• Your task: Restate the whole listing exactly.

(Dataset excerpt)
┄┄┄┄┄┄┄┄┄┄
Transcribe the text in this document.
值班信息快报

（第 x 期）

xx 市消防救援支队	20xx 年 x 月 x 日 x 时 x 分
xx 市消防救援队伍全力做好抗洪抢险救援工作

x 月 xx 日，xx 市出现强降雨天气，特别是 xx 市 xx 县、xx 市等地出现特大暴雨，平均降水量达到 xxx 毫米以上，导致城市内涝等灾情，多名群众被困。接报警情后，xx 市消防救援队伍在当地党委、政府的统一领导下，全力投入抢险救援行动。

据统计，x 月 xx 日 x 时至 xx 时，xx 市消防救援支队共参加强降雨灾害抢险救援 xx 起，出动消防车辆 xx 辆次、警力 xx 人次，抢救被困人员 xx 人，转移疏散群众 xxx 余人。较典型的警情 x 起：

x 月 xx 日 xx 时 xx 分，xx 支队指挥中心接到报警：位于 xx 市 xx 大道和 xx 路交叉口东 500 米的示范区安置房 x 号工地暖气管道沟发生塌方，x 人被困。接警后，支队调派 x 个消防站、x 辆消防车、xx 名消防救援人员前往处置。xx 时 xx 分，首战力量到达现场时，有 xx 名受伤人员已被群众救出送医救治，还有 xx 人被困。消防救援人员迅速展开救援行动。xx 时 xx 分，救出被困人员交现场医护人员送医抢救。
┄┄┄┄┄┄┄┄┄┄
• Exercise output:
Transcribe the text in this document.
值班信息快报

（第 x 期）

xx 市消防救援支队	20xx 年 x 月 x 日 x 时 x 分
xx 市消防救援队伍全力做好抗洪抢险救援工作

x 月 xx 日，xx 市出现强降雨天气，特别是 xx 市 xx 县、xx 市等地出现特大暴雨，平均降水量达到 xxx 毫米以上，导致城市内涝等灾情，多名群众被困。接报警情后，xx 市消防救援队伍在当地党委、政府的统一领导下，全力投入抢险救援行动。

据统计，x 月 xx 日 x 时至 xx 时，xx 市消防救援支队共参加强降雨灾害抢险救援 xx 起，出动消防车辆 xx 辆次、警力 xx 人次，抢救被困人员 xx 人，转移疏散群众 xxx 余人。较典型的警情 x 起：

x 月 xx 日 xx 时 xx 分，xx 支队指挥中心接到报警：位于 xx 市 xx 大道和 xx 路交叉口东 500 米的示范区安置房 x 号工地暖气管道沟发生塌方，x 人被困。接警后，支队调派 x 个消防站、x 辆消防车、xx 名消防救援人员前往处置。xx 时 xx 分，首战力量到达现场时，有 xx 名受伤人员已被群众救出送医救治，还有 xx 人被困。消防救援人员迅速展开救援行动。xx 时 xx 分，救出被困人员交现场医护人员送医抢救。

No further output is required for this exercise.